- **WHAT THE EXERCISE ASKS**
Collect each line containing "border".
* start LISTED ENTRIES *
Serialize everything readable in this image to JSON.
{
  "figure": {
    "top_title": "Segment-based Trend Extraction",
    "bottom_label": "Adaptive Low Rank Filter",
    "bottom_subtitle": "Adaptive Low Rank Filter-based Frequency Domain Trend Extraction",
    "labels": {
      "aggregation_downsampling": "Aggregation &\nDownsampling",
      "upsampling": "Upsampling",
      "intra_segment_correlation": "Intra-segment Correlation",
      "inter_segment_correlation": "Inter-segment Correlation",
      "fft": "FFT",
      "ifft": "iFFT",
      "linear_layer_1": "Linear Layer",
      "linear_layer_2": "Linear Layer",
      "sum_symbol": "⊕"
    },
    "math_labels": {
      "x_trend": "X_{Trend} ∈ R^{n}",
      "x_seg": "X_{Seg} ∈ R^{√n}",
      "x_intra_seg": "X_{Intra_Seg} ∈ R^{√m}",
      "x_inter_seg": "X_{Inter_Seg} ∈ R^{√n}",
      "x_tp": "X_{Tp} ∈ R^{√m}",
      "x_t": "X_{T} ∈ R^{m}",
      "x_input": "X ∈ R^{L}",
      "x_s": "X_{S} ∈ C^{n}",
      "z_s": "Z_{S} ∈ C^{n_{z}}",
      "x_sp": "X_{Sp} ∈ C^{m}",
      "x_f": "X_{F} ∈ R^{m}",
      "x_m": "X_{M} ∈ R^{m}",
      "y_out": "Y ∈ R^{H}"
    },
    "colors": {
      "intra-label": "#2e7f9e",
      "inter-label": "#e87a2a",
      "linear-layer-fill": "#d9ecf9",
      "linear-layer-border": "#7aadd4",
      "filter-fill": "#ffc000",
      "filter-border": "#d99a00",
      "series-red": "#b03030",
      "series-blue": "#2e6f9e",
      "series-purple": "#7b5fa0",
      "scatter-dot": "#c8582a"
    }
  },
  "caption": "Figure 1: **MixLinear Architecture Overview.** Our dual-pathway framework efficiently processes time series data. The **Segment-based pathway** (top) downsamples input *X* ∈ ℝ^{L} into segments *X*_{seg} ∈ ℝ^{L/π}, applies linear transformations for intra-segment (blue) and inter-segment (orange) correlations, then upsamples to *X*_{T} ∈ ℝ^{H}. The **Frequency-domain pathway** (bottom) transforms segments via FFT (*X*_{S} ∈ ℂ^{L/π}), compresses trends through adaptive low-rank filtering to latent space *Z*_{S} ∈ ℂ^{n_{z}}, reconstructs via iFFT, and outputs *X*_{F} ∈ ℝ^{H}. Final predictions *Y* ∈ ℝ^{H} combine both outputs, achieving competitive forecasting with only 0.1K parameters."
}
* end LISTED ENTRIES *
- **EXERCISE ANSWER**
      "linear-layer-border": "#7aadd4",
      "filter-border": "#d99a00",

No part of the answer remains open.